[Data records]
::::::::
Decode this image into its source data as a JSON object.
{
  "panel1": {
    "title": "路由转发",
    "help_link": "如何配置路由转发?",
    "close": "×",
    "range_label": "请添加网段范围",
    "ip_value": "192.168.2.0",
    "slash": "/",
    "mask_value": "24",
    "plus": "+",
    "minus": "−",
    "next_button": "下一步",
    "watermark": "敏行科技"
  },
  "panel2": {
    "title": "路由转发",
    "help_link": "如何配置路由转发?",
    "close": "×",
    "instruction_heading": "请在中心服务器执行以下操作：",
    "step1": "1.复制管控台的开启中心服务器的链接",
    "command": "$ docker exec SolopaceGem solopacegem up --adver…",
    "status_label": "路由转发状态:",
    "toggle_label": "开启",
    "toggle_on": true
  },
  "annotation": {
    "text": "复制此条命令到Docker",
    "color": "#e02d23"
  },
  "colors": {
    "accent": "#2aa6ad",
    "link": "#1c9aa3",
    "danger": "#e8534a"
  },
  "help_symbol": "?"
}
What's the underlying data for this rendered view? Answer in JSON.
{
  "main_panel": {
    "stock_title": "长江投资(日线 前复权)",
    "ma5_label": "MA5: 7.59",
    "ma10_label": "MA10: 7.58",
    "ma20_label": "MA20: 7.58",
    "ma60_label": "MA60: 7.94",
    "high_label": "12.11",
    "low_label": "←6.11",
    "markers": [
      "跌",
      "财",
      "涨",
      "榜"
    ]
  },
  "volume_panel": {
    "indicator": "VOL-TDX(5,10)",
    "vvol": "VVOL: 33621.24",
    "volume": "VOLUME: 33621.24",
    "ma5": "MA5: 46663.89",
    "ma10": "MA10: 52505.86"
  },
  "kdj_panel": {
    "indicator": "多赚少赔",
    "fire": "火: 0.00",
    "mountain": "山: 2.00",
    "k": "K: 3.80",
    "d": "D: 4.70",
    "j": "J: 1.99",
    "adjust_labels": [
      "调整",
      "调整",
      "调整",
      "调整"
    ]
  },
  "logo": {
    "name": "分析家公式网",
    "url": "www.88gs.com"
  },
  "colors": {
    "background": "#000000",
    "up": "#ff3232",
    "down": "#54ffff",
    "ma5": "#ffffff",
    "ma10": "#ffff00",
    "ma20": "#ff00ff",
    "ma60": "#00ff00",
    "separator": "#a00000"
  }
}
::::::::
Extract the whole listing, character for character.

Task solution -
Decode this image into its source data as a JSON object.
{
  "panel1": {
    "title": "路由转发",
    "help_link": "如何配置路由转发?",
    "close": "×",
    "range_label": "请添加网段范围",
    "ip_value": "192.168.2.0",
    "slash": "/",
    "mask_value": "24",
    "plus": "+",
    "minus": "−",
    "next_button": "下一步",
    "watermark": "敏行科技"
  },
  "panel2": {
    "title": "路由转发",
    "help_link": "如何配置路由转发?",
    "close": "×",
    "instruction_heading": "请在中心服务器执行以下操作：",
    "step1": "1.复制管控台的开启中心服务器的链接",
    "command": "$ docker exec SolopaceGem solopacegem up --adver…",
    "status_label": "路由转发状态:",
    "toggle_label": "开启",
    "toggle_on": true
  },
  "annotation": {
    "text": "复制此条命令到Docker",
    "color": "#e02d23"
  },
  "colors": {
    "accent": "#2aa6ad",
    "link": "#1c9aa3",
    "danger": "#e8534a"
  },
  "help_symbol": "?"
}
What's the underlying data for this rendered view? Answer in JSON.
{
  "main_panel": {
    "stock_title": "长江投资(日线 前复权)",
    "ma5_label": "MA5: 7.59",
    "ma10_label": "MA10: 7.58",
    "ma20_label": "MA20: 7.58",
    "ma60_label": "MA60: 7.94",
    "high_label": "12.11",
    "low_label": "←6.11",
    "markers": [
      "跌",
      "财",
      "涨",
      "榜"
    ]
  },
  "volume_panel": {
    "indicator": "VOL-TDX(5,10)",
    "vvol": "VVOL: 33621.24",
    "volume": "VOLUME: 33621.24",
    "ma5": "MA5: 46663.89",
    "ma10": "MA10: 52505.86"
  },
  "kdj_panel": {
    "indicator": "多赚少赔",
    "fire": "火: 0.00",
    "mountain": "山: 2.00",
    "k": "K: 3.80",
    "d": "D: 4.70",
    "j": "J: 1.99",
    "adjust_labels": [
      "调整",
      "调整",
      "调整",
      "调整"
    ]
  },
  "logo": {
    "name": "分析家公式网",
    "url": "www.88gs.com"
  },
  "colors": {
    "background": "#000000",
    "up": "#ff3232",
    "down": "#54ffff",
    "ma5": "#ffffff",
    "ma10": "#ffff00",
    "ma20": "#ff00ff",
    "ma60": "#00ff00",
    "separator": "#a00000"
  }
}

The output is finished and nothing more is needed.